━━ Records supplied ━━
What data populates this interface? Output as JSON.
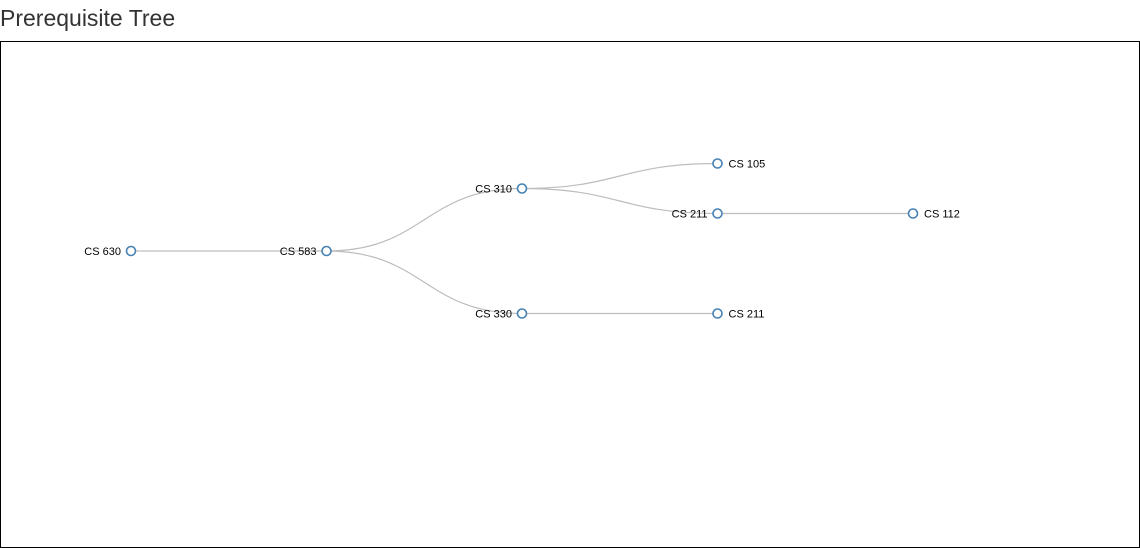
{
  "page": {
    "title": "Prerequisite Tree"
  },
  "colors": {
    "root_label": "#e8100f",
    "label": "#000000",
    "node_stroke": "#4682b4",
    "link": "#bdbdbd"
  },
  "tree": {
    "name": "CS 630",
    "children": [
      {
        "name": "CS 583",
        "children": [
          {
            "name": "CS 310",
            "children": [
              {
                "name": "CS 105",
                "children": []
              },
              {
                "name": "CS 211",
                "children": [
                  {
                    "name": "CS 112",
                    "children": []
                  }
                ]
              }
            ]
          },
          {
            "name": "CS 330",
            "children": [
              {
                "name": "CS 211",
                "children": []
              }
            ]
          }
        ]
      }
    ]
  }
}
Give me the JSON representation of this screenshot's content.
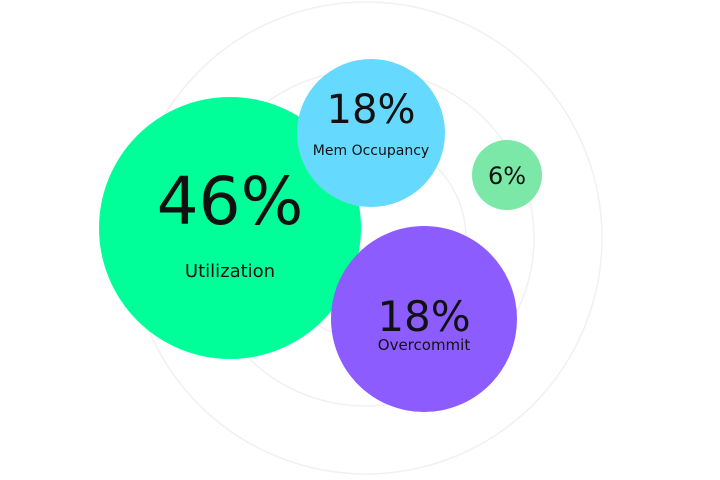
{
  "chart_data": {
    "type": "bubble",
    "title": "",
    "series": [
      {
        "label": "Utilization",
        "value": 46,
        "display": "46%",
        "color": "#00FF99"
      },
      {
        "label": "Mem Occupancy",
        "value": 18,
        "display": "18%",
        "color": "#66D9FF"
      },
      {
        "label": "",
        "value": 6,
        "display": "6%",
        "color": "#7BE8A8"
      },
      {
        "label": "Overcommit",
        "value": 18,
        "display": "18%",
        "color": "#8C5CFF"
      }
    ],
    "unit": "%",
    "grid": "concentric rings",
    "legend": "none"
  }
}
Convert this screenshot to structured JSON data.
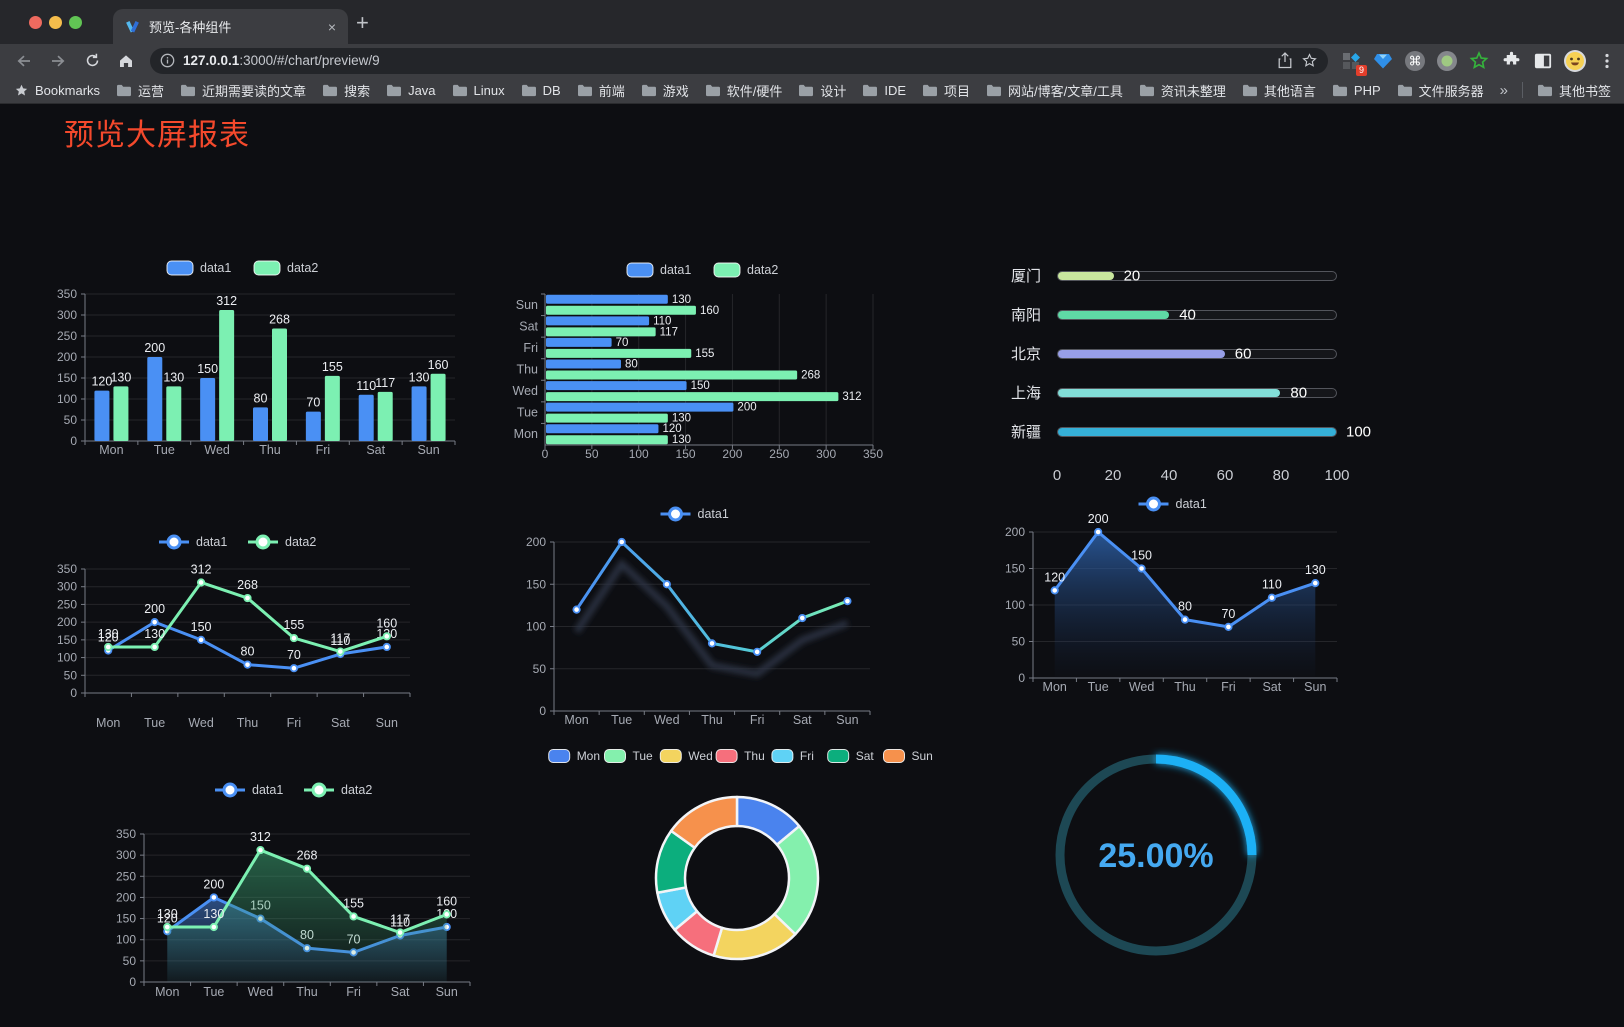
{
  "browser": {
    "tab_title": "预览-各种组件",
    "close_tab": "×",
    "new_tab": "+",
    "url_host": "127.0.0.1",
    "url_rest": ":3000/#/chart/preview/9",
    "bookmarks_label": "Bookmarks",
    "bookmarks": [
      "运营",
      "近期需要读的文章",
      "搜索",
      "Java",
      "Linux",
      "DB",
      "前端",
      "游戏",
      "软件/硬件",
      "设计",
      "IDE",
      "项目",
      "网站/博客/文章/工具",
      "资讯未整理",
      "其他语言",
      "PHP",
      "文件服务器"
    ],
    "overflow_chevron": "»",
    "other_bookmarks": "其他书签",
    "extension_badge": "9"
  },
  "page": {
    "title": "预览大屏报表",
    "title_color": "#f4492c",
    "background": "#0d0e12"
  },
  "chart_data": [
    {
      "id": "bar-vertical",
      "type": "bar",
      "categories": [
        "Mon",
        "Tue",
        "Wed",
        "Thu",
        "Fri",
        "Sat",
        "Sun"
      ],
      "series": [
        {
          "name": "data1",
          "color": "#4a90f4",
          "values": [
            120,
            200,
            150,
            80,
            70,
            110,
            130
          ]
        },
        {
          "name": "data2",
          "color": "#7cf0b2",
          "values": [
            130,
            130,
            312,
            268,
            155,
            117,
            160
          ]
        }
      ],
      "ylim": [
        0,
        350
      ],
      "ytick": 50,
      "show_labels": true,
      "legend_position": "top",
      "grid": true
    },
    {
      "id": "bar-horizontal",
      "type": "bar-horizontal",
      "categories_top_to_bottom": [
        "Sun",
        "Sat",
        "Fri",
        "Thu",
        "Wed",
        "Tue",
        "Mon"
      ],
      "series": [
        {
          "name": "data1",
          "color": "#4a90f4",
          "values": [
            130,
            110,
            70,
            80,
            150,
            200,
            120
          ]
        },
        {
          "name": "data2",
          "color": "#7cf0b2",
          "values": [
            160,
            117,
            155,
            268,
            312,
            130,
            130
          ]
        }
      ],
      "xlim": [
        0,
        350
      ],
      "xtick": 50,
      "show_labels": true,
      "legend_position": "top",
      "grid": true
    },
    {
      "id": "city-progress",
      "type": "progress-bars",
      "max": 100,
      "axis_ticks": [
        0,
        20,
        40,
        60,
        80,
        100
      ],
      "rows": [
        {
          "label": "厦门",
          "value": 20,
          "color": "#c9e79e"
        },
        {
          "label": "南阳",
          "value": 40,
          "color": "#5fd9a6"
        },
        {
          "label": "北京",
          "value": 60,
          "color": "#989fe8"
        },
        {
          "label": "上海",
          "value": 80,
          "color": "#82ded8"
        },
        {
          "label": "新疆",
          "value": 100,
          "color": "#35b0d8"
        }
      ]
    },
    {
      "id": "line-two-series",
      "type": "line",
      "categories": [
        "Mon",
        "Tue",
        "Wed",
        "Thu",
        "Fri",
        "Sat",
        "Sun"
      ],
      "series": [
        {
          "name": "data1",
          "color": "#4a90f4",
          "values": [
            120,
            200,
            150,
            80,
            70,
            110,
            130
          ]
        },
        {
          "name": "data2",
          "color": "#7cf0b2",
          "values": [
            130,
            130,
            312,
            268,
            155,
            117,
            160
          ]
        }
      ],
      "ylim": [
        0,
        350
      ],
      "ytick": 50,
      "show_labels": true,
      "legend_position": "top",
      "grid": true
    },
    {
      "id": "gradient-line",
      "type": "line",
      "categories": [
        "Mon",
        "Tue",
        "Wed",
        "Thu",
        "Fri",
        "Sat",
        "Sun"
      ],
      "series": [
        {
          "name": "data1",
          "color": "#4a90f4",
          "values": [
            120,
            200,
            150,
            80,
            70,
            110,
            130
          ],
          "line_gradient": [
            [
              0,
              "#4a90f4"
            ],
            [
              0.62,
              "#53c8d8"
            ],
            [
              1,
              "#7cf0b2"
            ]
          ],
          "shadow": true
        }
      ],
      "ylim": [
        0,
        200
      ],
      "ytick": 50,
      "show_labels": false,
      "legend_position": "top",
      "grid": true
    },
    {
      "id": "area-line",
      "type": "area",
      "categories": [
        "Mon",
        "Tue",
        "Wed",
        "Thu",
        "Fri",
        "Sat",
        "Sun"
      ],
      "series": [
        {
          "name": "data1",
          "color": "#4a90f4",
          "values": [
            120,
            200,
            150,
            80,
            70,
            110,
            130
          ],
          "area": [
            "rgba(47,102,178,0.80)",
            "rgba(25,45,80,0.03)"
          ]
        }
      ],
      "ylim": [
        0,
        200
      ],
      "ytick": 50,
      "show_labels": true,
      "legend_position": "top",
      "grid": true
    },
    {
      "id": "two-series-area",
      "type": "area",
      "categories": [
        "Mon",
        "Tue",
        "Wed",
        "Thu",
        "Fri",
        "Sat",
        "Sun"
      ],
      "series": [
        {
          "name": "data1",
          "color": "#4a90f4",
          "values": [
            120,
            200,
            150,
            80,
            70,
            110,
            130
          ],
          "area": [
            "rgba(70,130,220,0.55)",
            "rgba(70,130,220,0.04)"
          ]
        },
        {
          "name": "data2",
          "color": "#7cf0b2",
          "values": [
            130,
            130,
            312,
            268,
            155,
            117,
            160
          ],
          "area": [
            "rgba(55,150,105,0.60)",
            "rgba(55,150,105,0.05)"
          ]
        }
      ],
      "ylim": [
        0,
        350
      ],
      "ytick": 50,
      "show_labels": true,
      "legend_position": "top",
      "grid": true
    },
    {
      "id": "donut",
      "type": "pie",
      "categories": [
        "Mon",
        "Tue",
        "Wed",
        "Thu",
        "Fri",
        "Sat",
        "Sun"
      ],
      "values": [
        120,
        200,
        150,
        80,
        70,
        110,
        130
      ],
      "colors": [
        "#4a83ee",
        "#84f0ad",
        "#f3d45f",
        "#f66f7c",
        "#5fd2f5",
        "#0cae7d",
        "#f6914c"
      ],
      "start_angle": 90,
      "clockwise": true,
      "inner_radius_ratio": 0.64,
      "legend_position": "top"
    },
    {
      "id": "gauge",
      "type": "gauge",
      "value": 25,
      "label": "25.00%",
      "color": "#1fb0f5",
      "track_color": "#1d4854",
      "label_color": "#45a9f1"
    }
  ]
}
━━━
**What is expected**
Take every line from the data that contains the word "children".

**Right answer**
    "children": [
        "children": [
            "children": [
                "children": []
                "children": [
                    "children": []
            "children": [
                "children": []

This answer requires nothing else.